SELECTED PASSAGE:
+++++

I cant believe she hasnt found her perfect home yet.

Third times the charm x


----------



## Shrap

Oh dear god I love her. I've wanted a female cat for ages, and she's got my Cutie's colouring with our old cat Scamper's eyes.... I'll be showing mum her pics in the morning.
My cats hiss etc at first but don't start fights, they settle very quickly with new cats.


----------



## katscat555

I'm in Love.....i have a thing for longhaired black and white cats (or white and black- however you want to put it!!!) 

Moo is simply stunning.

Unfortunately i already have 3 male cats, but if i didn't would be contacting you straight away!

I do hope the right home comes along soon and she doesn't have to wait too long. 

Fingers crossed Xxx


----------



## Laura87

Aww what a shame! I would take her, I am local and everything (Preston) but not sure she would like living with my 1 neutered 3 year old boy as he is used to being an only child, not sure how he would react to a playmate! x

_Posted from Petforums.co.uk App for Android_


----------



## Laura87

Laura87 said:


> Aww what a shame! I would take her, I am local and everything (Preston) but not sure she would like living with my 1 neutered 3 year old boy as he is used to being an only child, not sure how he would react to a playmate! x
> 
> Posted from Petforums.co.uk App for Android


In fact Dom is a bit frightened of other cats too so they would probably hide from each other all the time. Shame though, she's gorgeous and would love another to keep Dom company now I am keeping him in. Hope you find something soon, I will mention her to a lady I know who has just lost her 19 year old baby. xx

_Posted from Petforums.co.uk App for Android_


----------



## Yazzeh

Poor Moo Moo! 

Hope something comes up soon! I don't want to have to think about giving my baby away either, I'd have her if we weren't going to my mum-in-laws. And my Moo is a meany!


----------



## skip

was so shocked to see this, i really hope its third time lucky,she's stunning


----------



## jenny armour

just a thought val, are you on facebook? just that if you put her on there and get people to share?


----------



## Cats cats cats

jenny armour said:


> just a thought val, are you on facebook? just that if you put her on there and get people to share?


Hi  yes i am and already have , no interest at all via there  but thanks anyway 

Poor moo had all her things packed too, i'd bought her lots of pressies to take, food, bed, toys, new litter tray , blankets  

I've not told her she's not going yet


----------



## oliviarussian

Cats cats cats said:


> Hi  yes i am and already have , no interest at all via there  but thanks anyway
> 
> Poor moo had all her things packed too, i'd bought her lots of pressies to take, food, bed, toys, new litter tray , blankets
> 
> I've not told her she's not going yet


Oh don't.... You'll have me blubbing again! :sad::sad: I _SO_ wish I could be of more help....


----------



## Cats cats cats

oliviarussian said:


> Oh don't.... You'll have me blubbing again! :sad::sad: I _SO_ wish I could be of more help....


Aww bless you    you help plenty with your support of my princess   xxx


----------



## Yazzeh

Oh I do wish there was something I could do! Let me know if you need any help with anything!


----------



## FOREST TINKA

I was so surprised to read this!!
Guess it was just not the right home for her after all 
I do sincerely hope she finds the RIGHT home soon 
xxxx


----------



## Cats cats cats

FOREST TINKA said:


> I was so surprised to read this!!

+++++

WHAT TO WORK ON:
a) Using the cat-rehoming thread, decide whether each statement agrees with it, and answer yes or no with the deciding words quoted: (i) Laura87 lives in Preston. (ii) Cats cats cats has not yet posted Moo on Facebook. (iii) katscat555 already has three male cats.
b) In the records, write out everything from the line containing "- chapter-time: 11: [843, 2092, 880, 2140]" down to the line containing "- video-subtitle: 厂里的工作谈不上需要多大的体力: [238, 1368, 946, 1423]", including both of those lines.
The records have no connection to the cat-rehoming thread.

(Data records)
+++++

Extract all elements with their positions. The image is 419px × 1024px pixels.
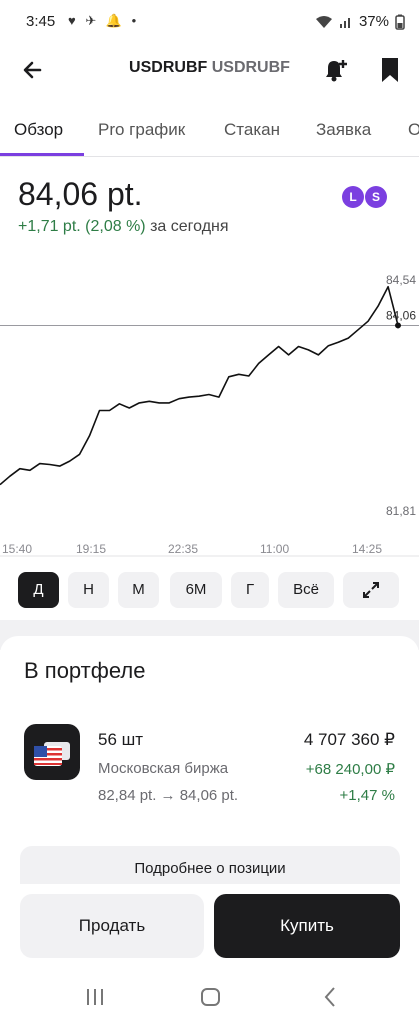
period-month[interactable]: М — [118, 572, 159, 608]
expand-icon — [363, 582, 379, 599]
change-period: за сегодня — [150, 218, 229, 235]
x-tick-label: 11:00 — [260, 542, 289, 556]
bell-plus-icon[interactable] — [320, 56, 350, 84]
daily-change: +1,71 pt. (2,08 %) за сегодня — [18, 218, 229, 236]
top-bar: USDRUBF USDRUBF — [0, 44, 419, 96]
badge-l[interactable]: L — [342, 186, 364, 208]
battery-text: 37% — [358, 13, 389, 30]
tab-overview[interactable]: Обзор — [14, 120, 63, 140]
change-value: +1,71 pt. (2,08 %) — [18, 218, 146, 235]
position-total: 4 707 360 ₽ — [303, 730, 395, 749]
us-flag-icon — [34, 742, 70, 766]
ticker-symbol: USDRUBF — [129, 59, 208, 76]
tab-order-book[interactable]: Стакан — [224, 120, 280, 140]
position-profit-percent: +1,47 % — [339, 787, 395, 804]
tab-order[interactable]: Заявка — [316, 120, 371, 140]
y-tick-label: 81,81 — [386, 504, 416, 518]
price-series-line — [0, 285, 399, 486]
active-tab-indicator — [0, 153, 84, 156]
home-icon[interactable] — [201, 988, 220, 1006]
y-tick-label: 84,54 — [386, 273, 416, 287]
exchange-name: Московская биржа — [98, 760, 229, 777]
system-nav-bar — [87, 987, 335, 1007]
x-tick-label: 19:15 — [76, 542, 106, 556]
badge-s[interactable]: S — [365, 186, 387, 208]
position-profit: +68 240,00 ₽ — [305, 761, 395, 778]
asset-logo — [24, 724, 80, 780]
period-selector: Д Н М 6М Г Всё — [0, 572, 419, 612]
price-chart[interactable]: 84,54 84,06 81,81 15:40 19:15 22:35 11:00 14:25 — [0, 270, 419, 560]
status-right: 37% — [315, 13, 405, 30]
nav-back-icon[interactable] — [324, 987, 335, 1007]
period-6-months[interactable]: 6М — [170, 572, 222, 608]
y-tick-label: 84,06 — [386, 308, 416, 322]
signal-icon — [339, 17, 350, 28]
position-details-button[interactable]: Подробнее о позиции — [20, 846, 400, 884]
notification-icons: ♥ ✈ 🔔 • — [68, 13, 140, 28]
buy-button[interactable]: Купить — [214, 894, 400, 958]
x-tick-label: 22:35 — [168, 542, 198, 556]
wifi-icon — [315, 15, 332, 28]
x-tick-label: 15:40 — [2, 542, 32, 556]
period-day[interactable]: Д — [18, 572, 59, 608]
price-range: 82,84 pt. → 84,06 pt. — [98, 787, 239, 804]
tab-about[interactable]: О — [408, 120, 419, 140]
tab-pro-chart[interactable]: Pro график — [98, 120, 185, 140]
position-quantity: 56 шт — [98, 730, 144, 749]
ticker-subtitle: USDRUBF — [211, 59, 290, 76]
sell-button[interactable]: Продать — [20, 894, 204, 958]
period-year[interactable]: Г — [231, 572, 269, 608]
battery-icon — [395, 14, 405, 30]
period-all[interactable]: Всё — [278, 572, 334, 608]
status-time: 3:45 — [26, 13, 56, 30]
last-price-point — [395, 322, 401, 329]
portfolio-title: В портфеле — [24, 658, 146, 683]
period-week[interactable]: Н — [68, 572, 109, 608]
current-price: 84,06 pt. — [18, 176, 143, 212]
tab-bar: Обзор Pro график Стакан Заявка О — [0, 104, 419, 157]
x-tick-label: 14:25 — [352, 542, 382, 556]
recent-apps-icon[interactable] — [87, 989, 103, 1005]
fullscreen-button[interactable] — [343, 572, 399, 608]
instrument-title: USDRUBF USDRUBF — [0, 59, 419, 77]
bookmark-icon[interactable] — [378, 56, 402, 84]
status-bar: 3:45 ♥ ✈ 🔔 • 37% — [0, 0, 419, 44]
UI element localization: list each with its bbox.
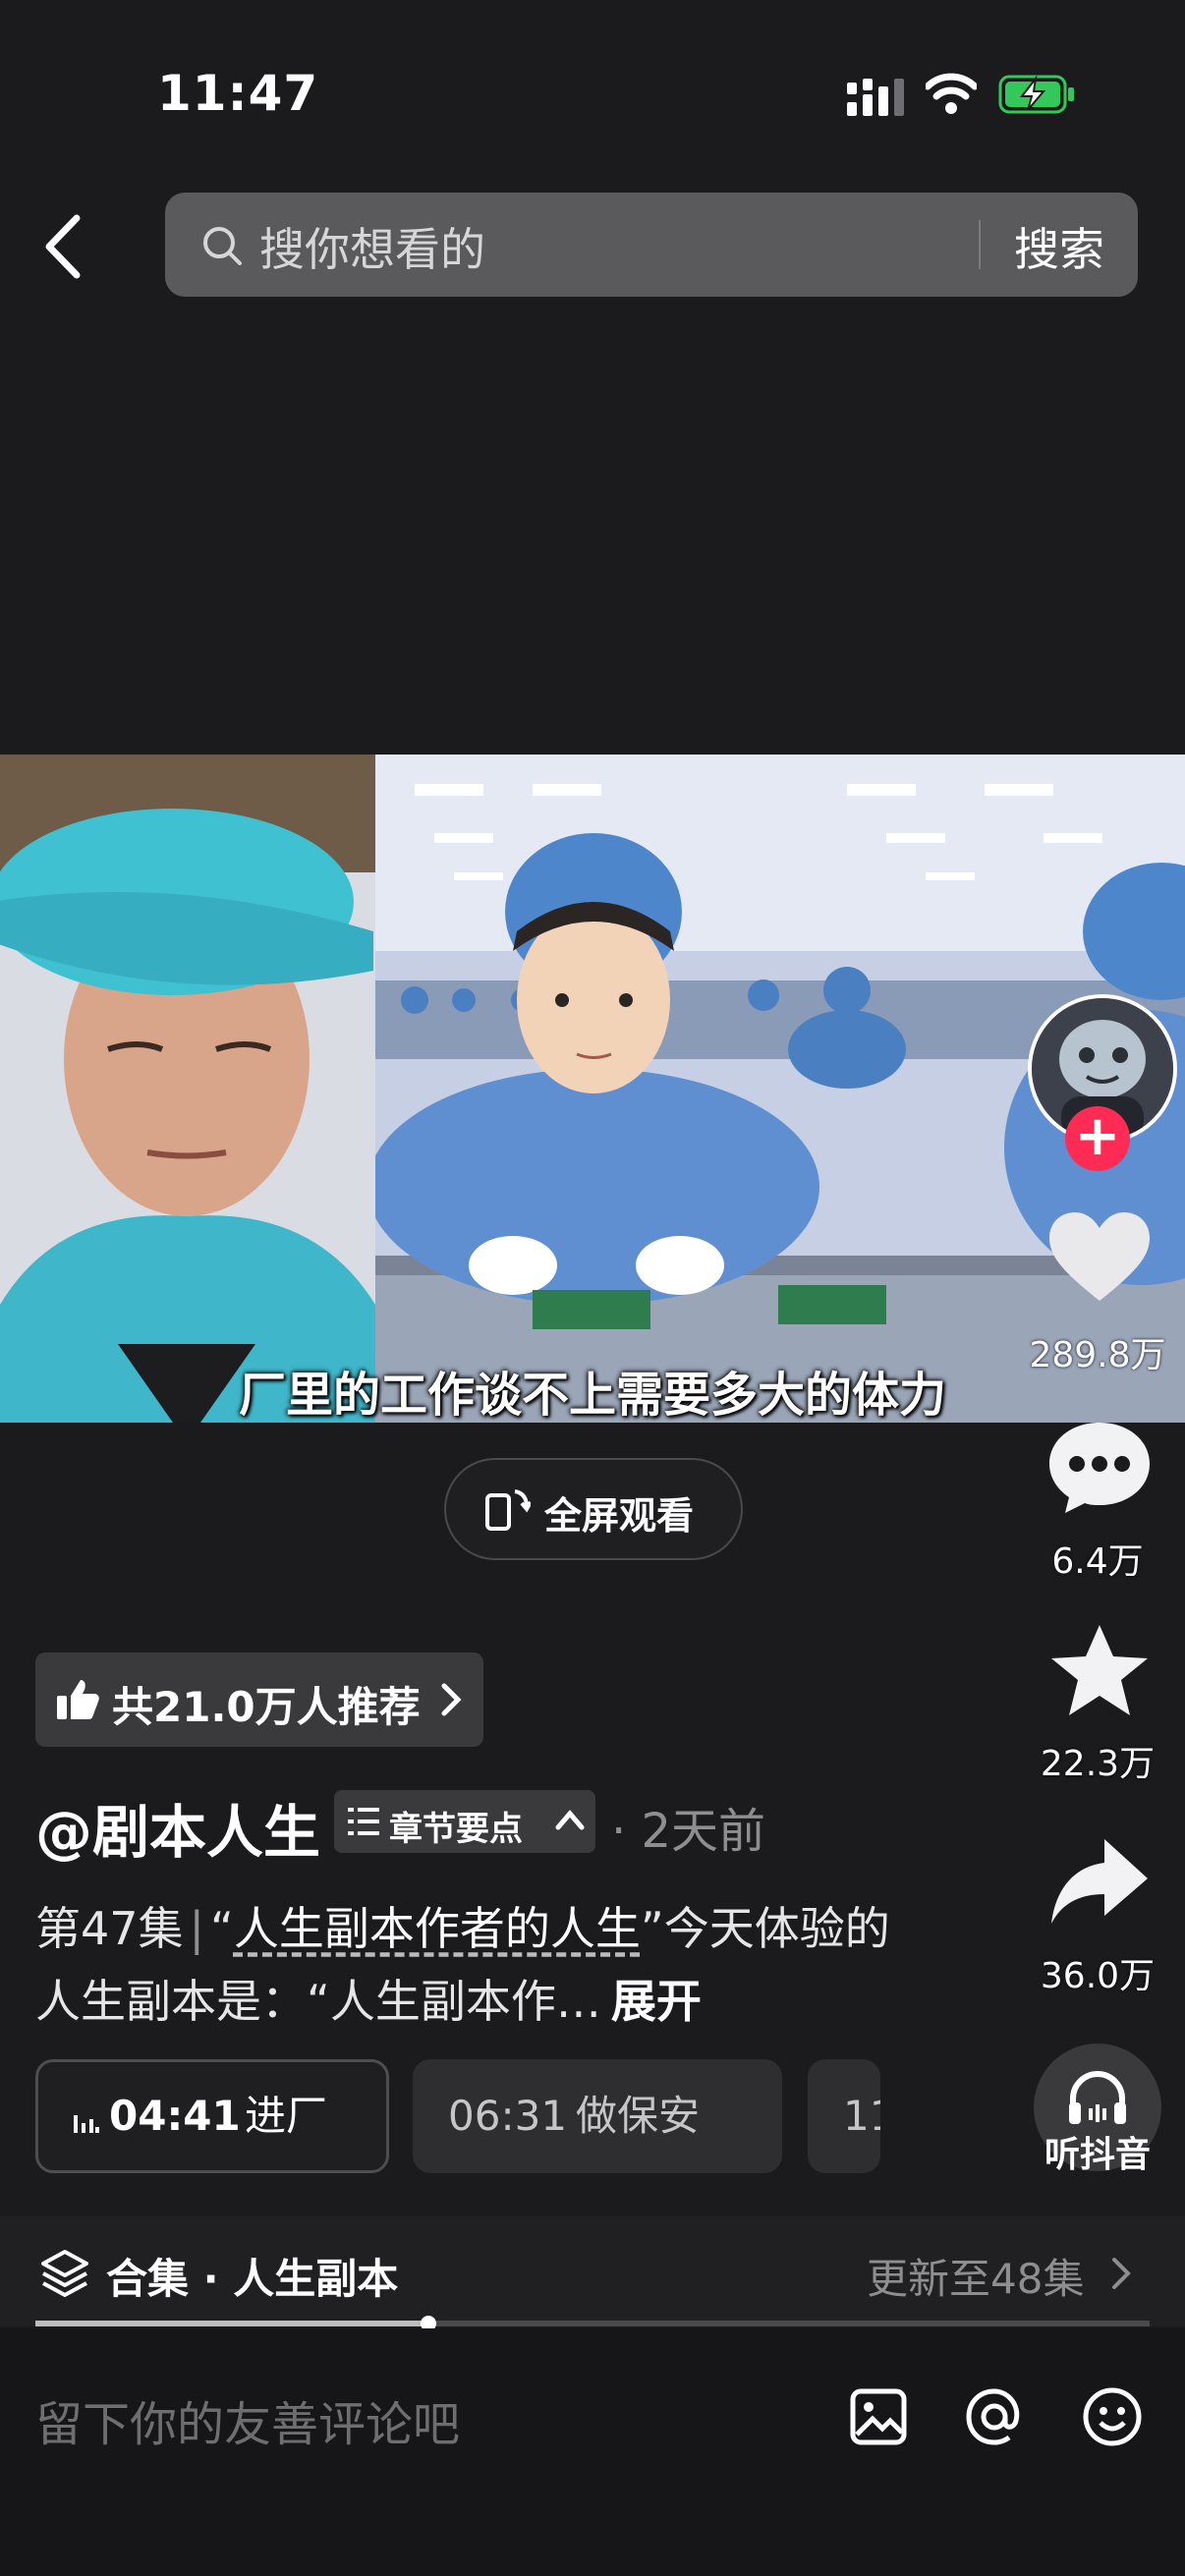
- chapter-time: 11: [843, 2092, 880, 2140]
- chevron-right-icon: [1112, 2258, 1131, 2289]
- comment-bar: 留下你的友善评论吧: [0, 2328, 1185, 2576]
- chapter-chip[interactable]: 11: [808, 2059, 880, 2173]
- search-bar[interactable]: 搜你想看的 搜索: [165, 193, 1138, 297]
- creator-camera-overlay: [0, 755, 375, 1423]
- collection-bar[interactable]: 合集 · 人生副本 更新至48集: [0, 2216, 1185, 2326]
- episode-separator: |: [189, 1902, 205, 1955]
- chapter-points-button[interactable]: 章节要点: [334, 1790, 595, 1853]
- audio-bars-icon: [74, 2115, 99, 2133]
- description-highlight[interactable]: 人生副本作者的人生: [234, 1902, 641, 1955]
- video-subtitle: 厂里的工作谈不上需要多大的体力: [238, 1368, 946, 1423]
- comment-bubble-icon[interactable]: [1045, 1419, 1154, 1517]
- search-button[interactable]: 搜索: [1014, 214, 1104, 279]
- collection-update: 更新至48集: [867, 2255, 1085, 2303]
- video-player[interactable]: 厂里的工作谈不上需要多大的体力: [0, 755, 1185, 1423]
- video-description[interactable]: 第47集 | “人生副本作者的人生”今天体验的人生副本是：“人生副本作… 展开: [35, 1892, 920, 2038]
- battery-charging-icon: [998, 75, 1074, 114]
- list-icon: [348, 1808, 379, 1835]
- creator-face-image: [0, 755, 375, 1423]
- wifi-icon: [926, 73, 977, 114]
- favorite-count: 22.3万: [1040, 1744, 1156, 1784]
- episode-number: 第47集: [35, 1902, 184, 1955]
- follow-plus-button[interactable]: +: [1065, 1106, 1130, 1171]
- rotate-screen-icon: [485, 1489, 531, 1531]
- comment-count: 6.4万: [1051, 1541, 1144, 1582]
- chapter-time: 04:41: [109, 2092, 241, 2140]
- chevron-up-icon: [555, 1810, 585, 1830]
- collection-title: 合集 · 人生副本: [106, 2255, 399, 2303]
- like-count: 289.8万: [1029, 1335, 1166, 1375]
- progress-fill: [35, 2321, 426, 2326]
- mention-at-icon[interactable]: [963, 2385, 1026, 2448]
- chapter-label: 做保安: [576, 2092, 701, 2140]
- search-icon: [203, 227, 242, 265]
- recommend-pill[interactable]: 共21.0万人推荐: [35, 1652, 483, 1747]
- recommend-count-label: 共21.0万人推荐: [112, 1683, 421, 1731]
- search-input[interactable]: 搜你想看的: [259, 214, 485, 279]
- chapter-chip[interactable]: 04:41 进厂: [35, 2059, 389, 2173]
- layers-icon: [41, 2250, 88, 2297]
- status-time: 11:47: [157, 65, 319, 122]
- share-arrow-icon[interactable]: [1045, 1833, 1154, 1932]
- chevron-right-icon: [441, 1683, 462, 1716]
- headphones-icon: [1069, 2071, 1126, 2124]
- fullscreen-button[interactable]: 全屏观看: [444, 1458, 743, 1560]
- chapter-label: 进厂: [245, 2092, 328, 2140]
- fullscreen-label: 全屏观看: [544, 1494, 695, 1538]
- search-divider: [979, 220, 981, 269]
- comment-input[interactable]: 留下你的友善评论吧: [35, 2385, 460, 2454]
- like-heart-icon[interactable]: [1045, 1210, 1154, 1309]
- emoji-icon[interactable]: [1081, 2385, 1144, 2448]
- expand-button[interactable]: 展开: [611, 1975, 702, 2028]
- share-count: 36.0万: [1040, 1956, 1156, 1996]
- cellular-signal-icon: [847, 79, 904, 116]
- listen-label: 听抖音: [1044, 2135, 1151, 2175]
- chapter-progress-track[interactable]: [35, 2316, 1150, 2331]
- chapter-chip[interactable]: 06:31 做保安: [413, 2059, 782, 2173]
- thumbs-up-icon: [57, 1680, 99, 1719]
- post-time: · 2天前: [611, 1804, 766, 1859]
- back-arrow-icon[interactable]: [39, 212, 88, 281]
- chapter-time: 06:31: [448, 2092, 568, 2140]
- author-name[interactable]: @剧本人生: [35, 1786, 320, 1869]
- chapter-points-label: 章节要点: [389, 1810, 523, 1849]
- favorite-star-icon[interactable]: [1045, 1621, 1154, 1719]
- image-icon[interactable]: [847, 2385, 910, 2448]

+++++

SOLUTIONS TO THE TASKS:
a)
(i) Yes: "I am local and everything (Preston)"
(ii) No: "yes i am and already have"
(iii) Yes: "i already have 3 male cats"

b)
- chapter-time: 11: [843, 2092, 880, 2140]
- chevron-right-icon: [1112, 2258, 1131, 2289]
- comment-bar: 留下你的友善评论吧: [0, 2328, 1185, 2576]
- chapter-chip[interactable]: 11: [808, 2059, 880, 2173]
- search-bar[interactable]: 搜你想看的 搜索: [165, 193, 1138, 297]
- creator-camera-overlay: [0, 755, 375, 1423]
- collection-bar[interactable]: 合集 · 人生副本 更新至48集: [0, 2216, 1185, 2326]
- episode-separator: |: [189, 1902, 205, 1955]
- chapter-points-button[interactable]: 章节要点: [334, 1790, 595, 1853]
- audio-bars-icon: [74, 2115, 99, 2133]
- description-highlight[interactable]: 人生副本作者的人生: [234, 1902, 641, 1955]
- video-subtitle: 厂里的工作谈不上需要多大的体力: [238, 1368, 946, 1423]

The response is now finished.